**What to work on**
Only the number is wanted: how many lines in the data contain "exports"?

**Record set**
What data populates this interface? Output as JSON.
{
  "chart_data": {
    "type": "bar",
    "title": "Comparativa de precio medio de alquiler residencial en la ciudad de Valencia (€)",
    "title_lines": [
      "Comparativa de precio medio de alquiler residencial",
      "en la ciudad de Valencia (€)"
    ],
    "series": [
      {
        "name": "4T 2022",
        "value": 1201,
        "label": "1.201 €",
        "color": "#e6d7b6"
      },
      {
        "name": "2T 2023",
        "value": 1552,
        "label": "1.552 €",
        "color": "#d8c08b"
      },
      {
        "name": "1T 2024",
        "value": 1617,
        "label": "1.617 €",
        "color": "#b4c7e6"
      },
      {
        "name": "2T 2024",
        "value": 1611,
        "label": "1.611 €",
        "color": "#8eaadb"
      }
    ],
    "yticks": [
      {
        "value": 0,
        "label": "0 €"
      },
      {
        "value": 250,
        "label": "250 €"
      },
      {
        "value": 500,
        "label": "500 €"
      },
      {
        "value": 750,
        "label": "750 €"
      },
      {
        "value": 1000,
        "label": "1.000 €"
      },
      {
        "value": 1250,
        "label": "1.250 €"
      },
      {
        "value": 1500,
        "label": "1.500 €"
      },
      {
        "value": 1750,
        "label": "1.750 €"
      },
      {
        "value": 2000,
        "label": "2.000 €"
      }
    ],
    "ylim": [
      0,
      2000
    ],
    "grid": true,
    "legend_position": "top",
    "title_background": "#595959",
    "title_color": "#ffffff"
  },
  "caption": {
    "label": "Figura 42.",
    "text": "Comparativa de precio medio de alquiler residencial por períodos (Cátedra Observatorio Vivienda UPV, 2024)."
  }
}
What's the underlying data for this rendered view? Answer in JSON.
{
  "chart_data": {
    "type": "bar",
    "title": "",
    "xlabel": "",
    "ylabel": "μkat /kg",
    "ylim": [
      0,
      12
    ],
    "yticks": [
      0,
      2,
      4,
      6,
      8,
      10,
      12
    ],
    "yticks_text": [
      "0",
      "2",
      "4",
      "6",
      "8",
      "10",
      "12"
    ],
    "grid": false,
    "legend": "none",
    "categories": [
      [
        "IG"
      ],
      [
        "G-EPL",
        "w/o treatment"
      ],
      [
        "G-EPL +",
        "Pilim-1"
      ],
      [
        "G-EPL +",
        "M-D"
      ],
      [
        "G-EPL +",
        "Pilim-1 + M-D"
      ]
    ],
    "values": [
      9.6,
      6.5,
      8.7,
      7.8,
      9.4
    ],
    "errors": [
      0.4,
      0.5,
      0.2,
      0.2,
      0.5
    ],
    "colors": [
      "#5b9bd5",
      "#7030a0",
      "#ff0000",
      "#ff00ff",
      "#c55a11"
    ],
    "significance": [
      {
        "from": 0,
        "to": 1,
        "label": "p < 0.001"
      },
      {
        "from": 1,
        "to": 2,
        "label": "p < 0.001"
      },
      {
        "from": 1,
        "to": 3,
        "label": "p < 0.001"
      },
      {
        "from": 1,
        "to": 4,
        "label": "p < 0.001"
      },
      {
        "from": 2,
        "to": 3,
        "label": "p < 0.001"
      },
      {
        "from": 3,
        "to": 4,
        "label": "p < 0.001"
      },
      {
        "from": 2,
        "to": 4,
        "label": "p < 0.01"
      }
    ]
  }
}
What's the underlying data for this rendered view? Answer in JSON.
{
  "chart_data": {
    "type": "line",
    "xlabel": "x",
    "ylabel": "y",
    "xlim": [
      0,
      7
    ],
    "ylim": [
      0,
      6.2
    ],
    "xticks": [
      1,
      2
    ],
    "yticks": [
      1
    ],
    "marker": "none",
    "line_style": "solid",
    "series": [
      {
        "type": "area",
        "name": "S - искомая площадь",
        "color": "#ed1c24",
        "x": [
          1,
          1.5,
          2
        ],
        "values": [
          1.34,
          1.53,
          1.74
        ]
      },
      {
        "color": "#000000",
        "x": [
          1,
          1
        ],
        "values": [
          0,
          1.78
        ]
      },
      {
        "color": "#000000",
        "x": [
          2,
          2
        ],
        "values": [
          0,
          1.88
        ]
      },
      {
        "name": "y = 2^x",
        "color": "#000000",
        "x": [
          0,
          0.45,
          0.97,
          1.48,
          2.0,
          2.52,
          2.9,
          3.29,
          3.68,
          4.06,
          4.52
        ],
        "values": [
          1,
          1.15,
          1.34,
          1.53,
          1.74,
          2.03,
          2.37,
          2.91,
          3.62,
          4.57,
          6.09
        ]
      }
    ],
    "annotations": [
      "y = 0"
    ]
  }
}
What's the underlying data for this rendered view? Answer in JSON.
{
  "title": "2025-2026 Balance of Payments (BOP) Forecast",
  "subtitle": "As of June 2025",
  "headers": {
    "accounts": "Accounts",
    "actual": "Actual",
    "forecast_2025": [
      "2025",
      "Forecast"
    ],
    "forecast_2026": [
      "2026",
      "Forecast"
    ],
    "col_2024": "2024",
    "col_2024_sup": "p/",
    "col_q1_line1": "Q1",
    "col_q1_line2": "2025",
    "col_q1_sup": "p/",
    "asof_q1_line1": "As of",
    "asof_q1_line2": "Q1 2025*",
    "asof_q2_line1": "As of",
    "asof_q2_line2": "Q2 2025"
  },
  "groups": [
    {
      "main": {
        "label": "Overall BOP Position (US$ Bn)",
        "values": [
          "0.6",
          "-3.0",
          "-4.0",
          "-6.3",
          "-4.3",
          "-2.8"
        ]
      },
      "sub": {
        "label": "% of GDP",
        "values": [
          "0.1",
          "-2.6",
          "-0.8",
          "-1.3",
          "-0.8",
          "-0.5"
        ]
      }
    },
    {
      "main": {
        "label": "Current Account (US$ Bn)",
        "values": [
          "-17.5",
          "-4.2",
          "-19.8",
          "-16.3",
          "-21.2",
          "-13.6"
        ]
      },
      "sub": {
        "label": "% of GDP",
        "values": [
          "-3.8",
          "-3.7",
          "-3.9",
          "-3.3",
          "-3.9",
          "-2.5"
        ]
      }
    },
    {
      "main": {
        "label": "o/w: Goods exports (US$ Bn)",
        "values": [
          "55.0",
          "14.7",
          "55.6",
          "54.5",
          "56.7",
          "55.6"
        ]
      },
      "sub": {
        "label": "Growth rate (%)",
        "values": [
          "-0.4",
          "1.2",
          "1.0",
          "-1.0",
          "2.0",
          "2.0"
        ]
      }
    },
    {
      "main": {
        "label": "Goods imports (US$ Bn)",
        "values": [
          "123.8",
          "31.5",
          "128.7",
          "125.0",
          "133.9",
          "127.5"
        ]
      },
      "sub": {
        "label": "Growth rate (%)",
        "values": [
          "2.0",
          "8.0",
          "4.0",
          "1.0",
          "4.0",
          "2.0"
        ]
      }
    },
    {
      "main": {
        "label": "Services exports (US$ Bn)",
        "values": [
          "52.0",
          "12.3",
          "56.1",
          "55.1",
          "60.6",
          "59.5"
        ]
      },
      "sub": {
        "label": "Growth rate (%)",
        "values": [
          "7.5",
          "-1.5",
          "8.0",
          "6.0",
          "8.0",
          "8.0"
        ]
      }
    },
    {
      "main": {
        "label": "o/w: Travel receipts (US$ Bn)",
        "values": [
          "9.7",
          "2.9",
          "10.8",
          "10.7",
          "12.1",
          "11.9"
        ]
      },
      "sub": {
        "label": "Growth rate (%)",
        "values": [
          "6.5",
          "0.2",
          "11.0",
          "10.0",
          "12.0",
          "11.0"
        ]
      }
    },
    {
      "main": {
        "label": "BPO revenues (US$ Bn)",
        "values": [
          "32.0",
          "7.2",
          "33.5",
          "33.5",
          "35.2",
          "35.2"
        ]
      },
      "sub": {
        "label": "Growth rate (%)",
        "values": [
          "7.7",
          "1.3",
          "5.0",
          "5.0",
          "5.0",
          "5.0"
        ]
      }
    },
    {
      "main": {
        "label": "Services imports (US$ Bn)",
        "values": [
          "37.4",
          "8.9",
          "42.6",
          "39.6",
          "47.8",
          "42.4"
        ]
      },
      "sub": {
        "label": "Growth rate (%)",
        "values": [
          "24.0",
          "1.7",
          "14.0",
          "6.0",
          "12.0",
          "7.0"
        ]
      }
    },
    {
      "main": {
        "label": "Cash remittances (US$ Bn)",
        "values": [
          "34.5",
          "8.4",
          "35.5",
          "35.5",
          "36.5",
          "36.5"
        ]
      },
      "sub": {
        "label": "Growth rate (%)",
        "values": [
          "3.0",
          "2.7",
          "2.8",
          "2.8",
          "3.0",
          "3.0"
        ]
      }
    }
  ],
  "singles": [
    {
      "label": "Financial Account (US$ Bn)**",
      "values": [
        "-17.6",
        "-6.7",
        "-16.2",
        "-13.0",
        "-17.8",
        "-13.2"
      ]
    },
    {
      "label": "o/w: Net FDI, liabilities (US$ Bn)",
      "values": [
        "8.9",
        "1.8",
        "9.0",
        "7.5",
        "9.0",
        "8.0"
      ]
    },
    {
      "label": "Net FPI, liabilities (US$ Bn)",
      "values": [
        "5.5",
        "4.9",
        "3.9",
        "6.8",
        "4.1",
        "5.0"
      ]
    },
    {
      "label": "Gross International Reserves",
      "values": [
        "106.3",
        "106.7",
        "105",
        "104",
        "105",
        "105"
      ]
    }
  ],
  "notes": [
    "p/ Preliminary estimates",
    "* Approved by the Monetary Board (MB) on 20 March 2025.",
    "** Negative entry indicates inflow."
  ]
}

**Result of the task**
2